■ **What this task involves**
Tally the lines of the items below that contain the string "SundayMondayTuesdayWednesdayThursdayFrid", and reply with that number alone.

■ **Stored records**
— start —

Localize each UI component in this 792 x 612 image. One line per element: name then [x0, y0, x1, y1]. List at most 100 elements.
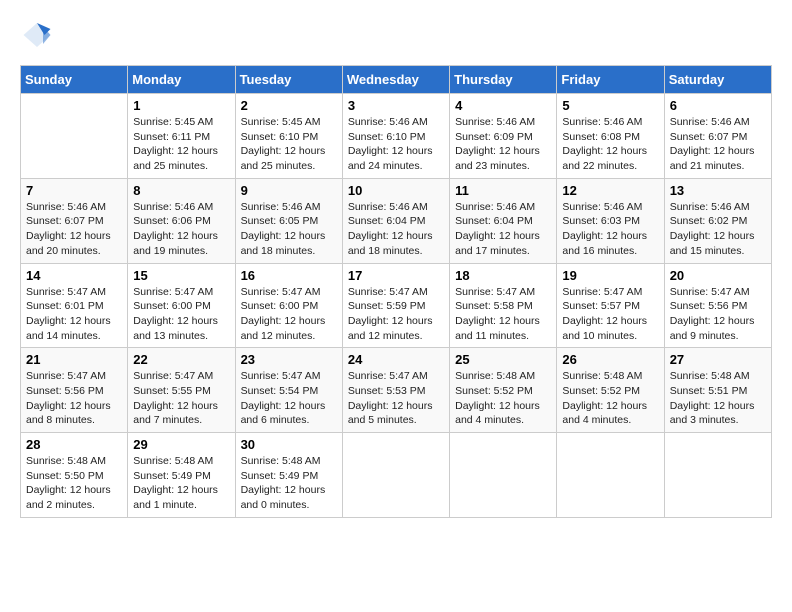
calendar-cell: [21, 94, 128, 179]
day-info: Sunrise: 5:47 AM Sunset: 6:01 PM Dayligh…: [26, 285, 122, 344]
day-info: Sunrise: 5:47 AM Sunset: 5:56 PM Dayligh…: [670, 285, 766, 344]
day-number: 26: [562, 352, 658, 367]
day-info: Sunrise: 5:47 AM Sunset: 5:58 PM Dayligh…: [455, 285, 551, 344]
calendar-cell: 3Sunrise: 5:46 AM Sunset: 6:10 PM Daylig…: [342, 94, 449, 179]
calendar-cell: 30 Sunrise: 5:48 AM Sunset: 5:49 PM Dayli…: [235, 433, 342, 518]
calendar-cell: 8 Sunrise: 5:46 AM Sunset: 6:06 PM Daylig…: [128, 178, 235, 263]
day-number: 27: [670, 352, 766, 367]
day-info: Sunrise: 5:47 AM Sunset: 5:53 PM Dayligh…: [348, 369, 444, 428]
day-number: 14: [26, 268, 122, 283]
day-number: 23: [241, 352, 337, 367]
day-number: 11: [455, 183, 551, 198]
day-info: Sunrise: 5:46 AM Sunset: 6:09 PM Dayligh…: [455, 115, 551, 174]
calendar-cell: [557, 433, 664, 518]
day-number: 22: [133, 352, 229, 367]
day-info: Sunrise: 5:47 AM Sunset: 5:59 PM Dayligh…: [348, 285, 444, 344]
day-number: 10: [348, 183, 444, 198]
day-info: Sunrise: 5:47 AM Sunset: 5:56 PM Dayligh…: [26, 369, 122, 428]
calendar-cell: 28 Sunrise: 5:48 AM Sunset: 5:50 PM Dayli…: [21, 433, 128, 518]
header-tuesday: Tuesday: [235, 66, 342, 94]
calendar-cell: 11Sunrise: 5:46 AM Sunset: 6:04 PM Dayli…: [450, 178, 557, 263]
header-saturday: Saturday: [664, 66, 771, 94]
day-info: Sunrise: 5:47 AM Sunset: 5:57 PM Dayligh…: [562, 285, 658, 344]
calendar-cell: 7 Sunrise: 5:46 AM Sunset: 6:07 PM Daylig…: [21, 178, 128, 263]
calendar-cell: 20 Sunrise: 5:47 AM Sunset: 5:56 PM Dayli…: [664, 263, 771, 348]
day-info: Sunrise: 5:46 AM Sunset: 6:08 PM Dayligh…: [562, 115, 658, 174]
day-info: Sunrise: 5:46 AM Sunset: 6:06 PM Dayligh…: [133, 200, 229, 259]
day-number: 18: [455, 268, 551, 283]
calendar-cell: 1 Sunrise: 5:45 AM Sunset: 6:11 PM Daylig…: [128, 94, 235, 179]
header-friday: Friday: [557, 66, 664, 94]
day-number: 1: [133, 98, 229, 113]
calendar-cell: 17 Sunrise: 5:47 AM Sunset: 5:59 PM Dayli…: [342, 263, 449, 348]
day-info: Sunrise: 5:46 AM Sunset: 6:07 PM Dayligh…: [670, 115, 766, 174]
calendar-cell: 27 Sunrise: 5:48 AM Sunset: 5:51 PM Dayli…: [664, 348, 771, 433]
header-thursday: Thursday: [450, 66, 557, 94]
day-number: 12: [562, 183, 658, 198]
day-number: 15: [133, 268, 229, 283]
day-number: 30: [241, 437, 337, 452]
day-info: Sunrise: 5:46 AM Sunset: 6:07 PM Dayligh…: [26, 200, 122, 259]
day-info: Sunrise: 5:45 AM Sunset: 6:11 PM Dayligh…: [133, 115, 229, 174]
calendar-cell: 13 Sunrise: 5:46 AM Sunset: 6:02 PM Dayli…: [664, 178, 771, 263]
logo: [20, 20, 52, 55]
calendar-cell: 24 Sunrise: 5:47 AM Sunset: 5:53 PM Dayli…: [342, 348, 449, 433]
day-number: 13: [670, 183, 766, 198]
calendar-cell: 9 Sunrise: 5:46 AM Sunset: 6:05 PM Daylig…: [235, 178, 342, 263]
calendar-cell: 5Sunrise: 5:46 AM Sunset: 6:08 PM Daylig…: [557, 94, 664, 179]
day-number: 4: [455, 98, 551, 113]
day-info: Sunrise: 5:47 AM Sunset: 5:55 PM Dayligh…: [133, 369, 229, 428]
day-info: Sunrise: 5:46 AM Sunset: 6:02 PM Dayligh…: [670, 200, 766, 259]
day-info: Sunrise: 5:47 AM Sunset: 6:00 PM Dayligh…: [241, 285, 337, 344]
header-sunday: Sunday: [21, 66, 128, 94]
calendar-cell: [342, 433, 449, 518]
calendar-cell: [450, 433, 557, 518]
day-number: 8: [133, 183, 229, 198]
day-info: Sunrise: 5:48 AM Sunset: 5:51 PM Dayligh…: [670, 369, 766, 428]
week-row-2: 7 Sunrise: 5:46 AM Sunset: 6:07 PM Daylig…: [21, 178, 772, 263]
day-number: 9: [241, 183, 337, 198]
calendar-cell: 29 Sunrise: 5:48 AM Sunset: 5:49 PM Dayli…: [128, 433, 235, 518]
day-number: 20: [670, 268, 766, 283]
day-info: Sunrise: 5:48 AM Sunset: 5:52 PM Dayligh…: [562, 369, 658, 428]
day-info: Sunrise: 5:48 AM Sunset: 5:50 PM Dayligh…: [26, 454, 122, 513]
day-number: 17: [348, 268, 444, 283]
page-header: [20, 20, 772, 55]
logo-icon: [22, 20, 52, 50]
day-info: Sunrise: 5:46 AM Sunset: 6:03 PM Dayligh…: [562, 200, 658, 259]
day-info: Sunrise: 5:46 AM Sunset: 6:04 PM Dayligh…: [348, 200, 444, 259]
calendar-cell: 10 Sunrise: 5:46 AM Sunset: 6:04 PM Dayli…: [342, 178, 449, 263]
calendar-cell: 25Sunrise: 5:48 AM Sunset: 5:52 PM Dayli…: [450, 348, 557, 433]
day-info: Sunrise: 5:46 AM Sunset: 6:10 PM Dayligh…: [348, 115, 444, 174]
day-number: 19: [562, 268, 658, 283]
calendar-cell: 6 Sunrise: 5:46 AM Sunset: 6:07 PM Daylig…: [664, 94, 771, 179]
week-row-4: 21 Sunrise: 5:47 AM Sunset: 5:56 PM Dayli…: [21, 348, 772, 433]
day-info: Sunrise: 5:46 AM Sunset: 6:05 PM Dayligh…: [241, 200, 337, 259]
day-info: Sunrise: 5:48 AM Sunset: 5:49 PM Dayligh…: [133, 454, 229, 513]
calendar-cell: 22 Sunrise: 5:47 AM Sunset: 5:55 PM Dayli…: [128, 348, 235, 433]
header-wednesday: Wednesday: [342, 66, 449, 94]
day-number: 16: [241, 268, 337, 283]
header-monday: Monday: [128, 66, 235, 94]
week-row-1: 1 Sunrise: 5:45 AM Sunset: 6:11 PM Daylig…: [21, 94, 772, 179]
calendar-cell: 21 Sunrise: 5:47 AM Sunset: 5:56 PM Dayli…: [21, 348, 128, 433]
calendar-cell: 4 Sunrise: 5:46 AM Sunset: 6:09 PM Daylig…: [450, 94, 557, 179]
week-row-5: 28 Sunrise: 5:48 AM Sunset: 5:50 PM Dayli…: [21, 433, 772, 518]
day-number: 6: [670, 98, 766, 113]
calendar-table: SundayMondayTuesdayWednesdayThursdayFrid…: [20, 65, 772, 518]
day-number: 24: [348, 352, 444, 367]
day-info: Sunrise: 5:47 AM Sunset: 5:54 PM Dayligh…: [241, 369, 337, 428]
calendar-cell: 26 Sunrise: 5:48 AM Sunset: 5:52 PM Dayli…: [557, 348, 664, 433]
day-number: 28: [26, 437, 122, 452]
day-number: 29: [133, 437, 229, 452]
calendar-cell: 19 Sunrise: 5:47 AM Sunset: 5:57 PM Dayli…: [557, 263, 664, 348]
calendar-cell: 14 Sunrise: 5:47 AM Sunset: 6:01 PM Dayli…: [21, 263, 128, 348]
calendar-header-row: SundayMondayTuesdayWednesdayThursdayFrid…: [21, 66, 772, 94]
day-info: Sunrise: 5:48 AM Sunset: 5:52 PM Dayligh…: [455, 369, 551, 428]
day-info: Sunrise: 5:45 AM Sunset: 6:10 PM Dayligh…: [241, 115, 337, 174]
day-info: Sunrise: 5:48 AM Sunset: 5:49 PM Dayligh…: [241, 454, 337, 513]
day-number: 21: [26, 352, 122, 367]
day-info: Sunrise: 5:47 AM Sunset: 6:00 PM Dayligh…: [133, 285, 229, 344]
calendar-cell: 2Sunrise: 5:45 AM Sunset: 6:10 PM Daylig…: [235, 94, 342, 179]
day-number: 7: [26, 183, 122, 198]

— end —

■ **Solved exercise**
2